* What the task asks
Which lines hold the string "text"? Copy every one of them.

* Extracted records

========

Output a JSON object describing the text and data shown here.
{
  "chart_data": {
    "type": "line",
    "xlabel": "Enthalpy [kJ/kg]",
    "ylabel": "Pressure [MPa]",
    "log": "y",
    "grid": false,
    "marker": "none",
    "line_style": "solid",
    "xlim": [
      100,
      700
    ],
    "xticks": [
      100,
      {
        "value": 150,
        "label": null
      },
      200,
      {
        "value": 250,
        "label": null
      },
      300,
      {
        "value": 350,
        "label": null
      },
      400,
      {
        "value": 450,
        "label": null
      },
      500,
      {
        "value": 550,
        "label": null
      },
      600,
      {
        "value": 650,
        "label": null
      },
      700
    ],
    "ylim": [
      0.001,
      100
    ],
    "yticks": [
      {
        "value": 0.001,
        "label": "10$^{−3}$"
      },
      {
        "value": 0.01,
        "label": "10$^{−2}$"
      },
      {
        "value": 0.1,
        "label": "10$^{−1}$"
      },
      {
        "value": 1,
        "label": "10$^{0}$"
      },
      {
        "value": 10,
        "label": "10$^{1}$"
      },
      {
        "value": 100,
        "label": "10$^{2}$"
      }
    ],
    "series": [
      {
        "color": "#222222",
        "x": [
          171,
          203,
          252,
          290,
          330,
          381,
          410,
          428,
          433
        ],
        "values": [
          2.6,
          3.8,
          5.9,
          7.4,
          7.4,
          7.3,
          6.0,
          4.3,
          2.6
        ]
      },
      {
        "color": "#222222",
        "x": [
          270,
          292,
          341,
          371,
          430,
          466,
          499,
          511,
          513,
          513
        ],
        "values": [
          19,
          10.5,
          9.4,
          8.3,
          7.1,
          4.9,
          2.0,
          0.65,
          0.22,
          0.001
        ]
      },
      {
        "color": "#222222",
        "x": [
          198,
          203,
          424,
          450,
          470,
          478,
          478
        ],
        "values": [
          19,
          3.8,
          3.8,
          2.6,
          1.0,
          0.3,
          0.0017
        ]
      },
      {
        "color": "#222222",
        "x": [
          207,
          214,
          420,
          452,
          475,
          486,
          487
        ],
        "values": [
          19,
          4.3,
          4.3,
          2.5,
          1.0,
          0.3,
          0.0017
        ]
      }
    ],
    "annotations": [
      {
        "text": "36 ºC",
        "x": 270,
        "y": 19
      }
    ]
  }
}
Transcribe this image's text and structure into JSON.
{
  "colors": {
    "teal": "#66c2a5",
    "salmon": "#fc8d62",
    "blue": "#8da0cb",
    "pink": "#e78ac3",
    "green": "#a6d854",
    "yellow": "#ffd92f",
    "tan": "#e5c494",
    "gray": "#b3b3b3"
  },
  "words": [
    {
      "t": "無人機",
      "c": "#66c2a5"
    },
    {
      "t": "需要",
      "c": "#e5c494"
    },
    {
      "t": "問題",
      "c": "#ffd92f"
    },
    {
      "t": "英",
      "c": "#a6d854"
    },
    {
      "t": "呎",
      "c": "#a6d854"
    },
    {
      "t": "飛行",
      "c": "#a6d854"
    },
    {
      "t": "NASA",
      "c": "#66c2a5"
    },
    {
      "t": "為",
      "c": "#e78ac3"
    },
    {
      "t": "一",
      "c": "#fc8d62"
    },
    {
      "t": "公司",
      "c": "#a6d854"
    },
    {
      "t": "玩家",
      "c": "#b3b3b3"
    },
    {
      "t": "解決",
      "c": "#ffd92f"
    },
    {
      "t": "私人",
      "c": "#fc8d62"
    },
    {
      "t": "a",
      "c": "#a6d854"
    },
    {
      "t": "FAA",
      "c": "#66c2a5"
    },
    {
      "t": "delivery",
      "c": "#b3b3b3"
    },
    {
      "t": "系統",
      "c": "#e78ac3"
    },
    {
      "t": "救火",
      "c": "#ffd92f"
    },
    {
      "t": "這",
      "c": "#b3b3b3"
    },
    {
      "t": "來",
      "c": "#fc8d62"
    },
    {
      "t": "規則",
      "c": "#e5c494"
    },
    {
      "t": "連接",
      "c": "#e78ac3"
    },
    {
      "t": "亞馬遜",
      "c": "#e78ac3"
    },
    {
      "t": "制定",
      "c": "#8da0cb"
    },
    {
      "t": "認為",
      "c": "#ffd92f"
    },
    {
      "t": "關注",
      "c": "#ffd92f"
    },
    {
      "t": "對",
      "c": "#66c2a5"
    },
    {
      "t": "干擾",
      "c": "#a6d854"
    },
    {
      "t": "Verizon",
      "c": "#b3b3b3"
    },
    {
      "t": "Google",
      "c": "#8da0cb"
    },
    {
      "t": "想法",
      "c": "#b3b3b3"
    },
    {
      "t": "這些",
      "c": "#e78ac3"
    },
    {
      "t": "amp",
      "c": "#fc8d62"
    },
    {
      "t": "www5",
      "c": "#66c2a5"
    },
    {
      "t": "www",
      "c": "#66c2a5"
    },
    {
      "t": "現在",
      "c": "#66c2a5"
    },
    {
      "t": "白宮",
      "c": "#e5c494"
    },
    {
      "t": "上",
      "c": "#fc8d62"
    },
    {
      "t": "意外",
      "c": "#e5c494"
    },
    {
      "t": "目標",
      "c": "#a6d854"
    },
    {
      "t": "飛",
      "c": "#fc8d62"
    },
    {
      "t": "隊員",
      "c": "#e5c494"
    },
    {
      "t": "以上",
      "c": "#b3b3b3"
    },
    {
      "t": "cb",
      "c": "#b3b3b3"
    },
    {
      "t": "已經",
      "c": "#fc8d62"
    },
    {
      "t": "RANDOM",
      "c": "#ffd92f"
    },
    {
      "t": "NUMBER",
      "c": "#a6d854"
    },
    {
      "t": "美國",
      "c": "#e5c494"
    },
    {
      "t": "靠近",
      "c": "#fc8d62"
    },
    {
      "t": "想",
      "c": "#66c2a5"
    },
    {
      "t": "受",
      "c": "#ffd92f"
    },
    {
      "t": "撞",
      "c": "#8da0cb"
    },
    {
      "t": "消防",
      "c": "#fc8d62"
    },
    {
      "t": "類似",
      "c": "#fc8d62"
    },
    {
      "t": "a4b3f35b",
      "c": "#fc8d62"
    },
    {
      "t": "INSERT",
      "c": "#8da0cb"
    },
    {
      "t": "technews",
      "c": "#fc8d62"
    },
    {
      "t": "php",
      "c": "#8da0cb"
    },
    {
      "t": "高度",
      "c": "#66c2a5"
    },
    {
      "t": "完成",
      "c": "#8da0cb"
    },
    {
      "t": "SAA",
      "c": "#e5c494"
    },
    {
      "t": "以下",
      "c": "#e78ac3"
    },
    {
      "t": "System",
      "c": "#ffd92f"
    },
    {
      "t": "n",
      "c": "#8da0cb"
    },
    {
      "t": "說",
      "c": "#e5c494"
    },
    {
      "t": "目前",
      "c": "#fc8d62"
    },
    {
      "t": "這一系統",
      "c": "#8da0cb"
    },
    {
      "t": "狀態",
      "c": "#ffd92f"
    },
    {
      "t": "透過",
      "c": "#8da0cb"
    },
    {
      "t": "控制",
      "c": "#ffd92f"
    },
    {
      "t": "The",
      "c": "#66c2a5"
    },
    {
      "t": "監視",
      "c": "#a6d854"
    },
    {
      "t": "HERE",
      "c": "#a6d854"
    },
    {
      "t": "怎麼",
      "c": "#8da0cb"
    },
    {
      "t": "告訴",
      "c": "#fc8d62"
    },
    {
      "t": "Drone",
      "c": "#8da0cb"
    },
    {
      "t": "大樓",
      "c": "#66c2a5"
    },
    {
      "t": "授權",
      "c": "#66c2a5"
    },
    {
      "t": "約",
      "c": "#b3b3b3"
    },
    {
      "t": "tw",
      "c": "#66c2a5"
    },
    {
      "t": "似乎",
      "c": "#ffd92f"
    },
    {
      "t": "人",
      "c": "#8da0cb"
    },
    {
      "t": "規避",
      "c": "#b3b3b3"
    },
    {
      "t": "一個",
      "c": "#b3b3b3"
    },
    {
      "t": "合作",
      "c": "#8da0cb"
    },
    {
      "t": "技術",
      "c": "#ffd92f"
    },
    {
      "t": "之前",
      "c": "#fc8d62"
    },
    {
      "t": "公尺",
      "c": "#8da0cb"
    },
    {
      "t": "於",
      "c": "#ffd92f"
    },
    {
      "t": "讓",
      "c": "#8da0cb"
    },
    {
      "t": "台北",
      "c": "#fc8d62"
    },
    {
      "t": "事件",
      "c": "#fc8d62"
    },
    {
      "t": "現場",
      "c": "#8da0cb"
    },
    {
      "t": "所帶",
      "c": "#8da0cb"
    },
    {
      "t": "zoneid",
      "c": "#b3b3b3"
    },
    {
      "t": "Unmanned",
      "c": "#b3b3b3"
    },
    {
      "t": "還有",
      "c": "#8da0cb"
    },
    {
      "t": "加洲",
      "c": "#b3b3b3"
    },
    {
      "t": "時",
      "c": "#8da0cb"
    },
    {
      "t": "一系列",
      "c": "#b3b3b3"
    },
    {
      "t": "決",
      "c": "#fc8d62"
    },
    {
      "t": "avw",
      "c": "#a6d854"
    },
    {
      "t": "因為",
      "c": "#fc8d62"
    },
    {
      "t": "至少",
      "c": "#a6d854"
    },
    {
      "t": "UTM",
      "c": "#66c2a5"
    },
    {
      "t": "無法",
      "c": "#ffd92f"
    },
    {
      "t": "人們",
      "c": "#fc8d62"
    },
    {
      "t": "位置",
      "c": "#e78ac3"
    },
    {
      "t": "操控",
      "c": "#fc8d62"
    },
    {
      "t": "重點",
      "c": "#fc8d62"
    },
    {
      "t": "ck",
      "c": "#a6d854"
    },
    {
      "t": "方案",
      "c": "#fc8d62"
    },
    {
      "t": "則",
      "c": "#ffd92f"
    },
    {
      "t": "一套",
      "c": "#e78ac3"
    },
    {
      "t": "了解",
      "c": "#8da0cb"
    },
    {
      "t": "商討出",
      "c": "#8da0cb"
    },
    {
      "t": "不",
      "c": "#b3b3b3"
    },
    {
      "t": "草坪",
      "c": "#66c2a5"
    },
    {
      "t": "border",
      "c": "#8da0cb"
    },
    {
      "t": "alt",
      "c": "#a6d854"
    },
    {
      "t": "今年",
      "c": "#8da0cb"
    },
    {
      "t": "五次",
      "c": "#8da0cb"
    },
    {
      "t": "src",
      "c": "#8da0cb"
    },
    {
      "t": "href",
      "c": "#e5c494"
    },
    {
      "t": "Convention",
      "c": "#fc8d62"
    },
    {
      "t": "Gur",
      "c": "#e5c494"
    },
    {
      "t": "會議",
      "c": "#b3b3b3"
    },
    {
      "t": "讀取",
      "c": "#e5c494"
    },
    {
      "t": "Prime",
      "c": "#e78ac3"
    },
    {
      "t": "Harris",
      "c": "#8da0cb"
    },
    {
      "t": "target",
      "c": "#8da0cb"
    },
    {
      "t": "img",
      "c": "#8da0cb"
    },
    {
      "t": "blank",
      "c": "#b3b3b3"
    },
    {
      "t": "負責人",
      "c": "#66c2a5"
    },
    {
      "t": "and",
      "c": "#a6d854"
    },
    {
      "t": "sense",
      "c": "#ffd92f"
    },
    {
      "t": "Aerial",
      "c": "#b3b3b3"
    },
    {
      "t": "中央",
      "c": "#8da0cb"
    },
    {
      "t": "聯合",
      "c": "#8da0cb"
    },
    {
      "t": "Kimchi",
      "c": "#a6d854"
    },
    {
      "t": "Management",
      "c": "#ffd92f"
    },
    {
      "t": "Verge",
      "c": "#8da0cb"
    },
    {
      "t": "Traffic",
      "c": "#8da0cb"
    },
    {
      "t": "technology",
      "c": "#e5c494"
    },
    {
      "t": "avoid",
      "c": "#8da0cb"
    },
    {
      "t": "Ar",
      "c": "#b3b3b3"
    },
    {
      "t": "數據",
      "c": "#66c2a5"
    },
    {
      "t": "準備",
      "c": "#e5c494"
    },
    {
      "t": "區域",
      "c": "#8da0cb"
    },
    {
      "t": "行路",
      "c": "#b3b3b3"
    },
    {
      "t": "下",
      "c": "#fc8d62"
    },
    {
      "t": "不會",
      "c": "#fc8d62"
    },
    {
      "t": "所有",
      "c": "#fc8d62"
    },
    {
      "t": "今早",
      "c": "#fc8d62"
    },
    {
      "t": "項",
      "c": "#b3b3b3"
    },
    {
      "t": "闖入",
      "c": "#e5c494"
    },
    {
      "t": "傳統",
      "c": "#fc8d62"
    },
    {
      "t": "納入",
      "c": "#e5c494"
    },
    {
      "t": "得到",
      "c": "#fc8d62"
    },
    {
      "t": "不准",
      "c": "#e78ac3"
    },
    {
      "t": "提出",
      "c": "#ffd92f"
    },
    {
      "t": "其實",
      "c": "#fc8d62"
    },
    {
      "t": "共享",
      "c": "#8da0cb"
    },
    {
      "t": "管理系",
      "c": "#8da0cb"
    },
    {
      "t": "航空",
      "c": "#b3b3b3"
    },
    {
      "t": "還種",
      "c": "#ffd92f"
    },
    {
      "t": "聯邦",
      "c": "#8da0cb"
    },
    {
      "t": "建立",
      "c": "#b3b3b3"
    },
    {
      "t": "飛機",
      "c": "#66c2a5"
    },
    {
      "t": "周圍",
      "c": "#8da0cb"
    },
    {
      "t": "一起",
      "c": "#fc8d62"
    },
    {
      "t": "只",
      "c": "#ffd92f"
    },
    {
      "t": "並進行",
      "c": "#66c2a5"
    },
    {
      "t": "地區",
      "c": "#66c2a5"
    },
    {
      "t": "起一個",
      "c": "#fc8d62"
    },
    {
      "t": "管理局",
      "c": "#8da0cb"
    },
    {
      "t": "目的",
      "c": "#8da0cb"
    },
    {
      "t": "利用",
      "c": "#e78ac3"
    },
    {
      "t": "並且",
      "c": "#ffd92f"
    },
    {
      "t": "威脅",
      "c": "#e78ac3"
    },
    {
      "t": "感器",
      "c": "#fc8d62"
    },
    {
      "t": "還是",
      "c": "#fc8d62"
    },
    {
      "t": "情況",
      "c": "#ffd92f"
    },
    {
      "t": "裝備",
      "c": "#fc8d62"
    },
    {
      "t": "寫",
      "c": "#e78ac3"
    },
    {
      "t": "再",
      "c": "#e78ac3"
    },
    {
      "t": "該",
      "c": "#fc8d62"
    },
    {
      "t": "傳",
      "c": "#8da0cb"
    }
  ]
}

========

* Full solution
Output a JSON object describing the text and data shown here.
        "text": "36 ºC",
Transcribe this image's text and structure into JSON.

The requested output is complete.